▶ [Short task] All the data should come back exactly as it was given.

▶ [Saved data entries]
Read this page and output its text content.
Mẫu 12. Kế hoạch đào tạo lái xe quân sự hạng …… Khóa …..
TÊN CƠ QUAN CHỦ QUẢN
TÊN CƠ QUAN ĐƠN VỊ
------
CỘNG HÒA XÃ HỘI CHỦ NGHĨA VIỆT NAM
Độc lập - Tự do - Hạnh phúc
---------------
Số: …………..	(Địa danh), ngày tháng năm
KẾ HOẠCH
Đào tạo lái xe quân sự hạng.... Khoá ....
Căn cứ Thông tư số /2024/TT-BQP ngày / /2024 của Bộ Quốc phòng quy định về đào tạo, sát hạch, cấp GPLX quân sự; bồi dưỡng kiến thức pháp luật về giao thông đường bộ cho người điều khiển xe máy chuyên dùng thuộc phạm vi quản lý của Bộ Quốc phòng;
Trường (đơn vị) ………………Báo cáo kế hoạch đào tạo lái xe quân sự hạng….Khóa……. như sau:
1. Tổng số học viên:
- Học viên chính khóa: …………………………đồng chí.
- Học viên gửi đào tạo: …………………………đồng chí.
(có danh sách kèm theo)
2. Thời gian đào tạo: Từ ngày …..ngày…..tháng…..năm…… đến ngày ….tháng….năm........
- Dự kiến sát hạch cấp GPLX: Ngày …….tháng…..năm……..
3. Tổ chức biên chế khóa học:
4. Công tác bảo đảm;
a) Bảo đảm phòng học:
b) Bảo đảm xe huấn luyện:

▶ [Written solution]
Read this page and output its text content.
Mẫu 12. Kế hoạch đào tạo lái xe quân sự hạng …… Khóa …..
TÊN CƠ QUAN CHỦ QUẢN
TÊN CƠ QUAN ĐƠN VỊ
------
CỘNG HÒA XÃ HỘI CHỦ NGHĨA VIỆT NAM
Độc lập - Tự do - Hạnh phúc
---------------
Số: …………..	(Địa danh), ngày tháng năm
KẾ HOẠCH
Đào tạo lái xe quân sự hạng.... Khoá ....
Căn cứ Thông tư số /2024/TT-BQP ngày / /2024 của Bộ Quốc phòng quy định về đào tạo, sát hạch, cấp GPLX quân sự; bồi dưỡng kiến thức pháp luật về giao thông đường bộ cho người điều khiển xe máy chuyên dùng thuộc phạm vi quản lý của Bộ Quốc phòng;
Trường (đơn vị) ………………Báo cáo kế hoạch đào tạo lái xe quân sự hạng….Khóa……. như sau:
1. Tổng số học viên:
- Học viên chính khóa: …………………………đồng chí.
- Học viên gửi đào tạo: …………………………đồng chí.
(có danh sách kèm theo)
2. Thời gian đào tạo: Từ ngày …..ngày…..tháng…..năm…… đến ngày ….tháng….năm........
- Dự kiến sát hạch cấp GPLX: Ngày …….tháng…..năm……..
3. Tổ chức biên chế khóa học:
4. Công tác bảo đảm;
a) Bảo đảm phòng học:
b) Bảo đảm xe huấn luyện:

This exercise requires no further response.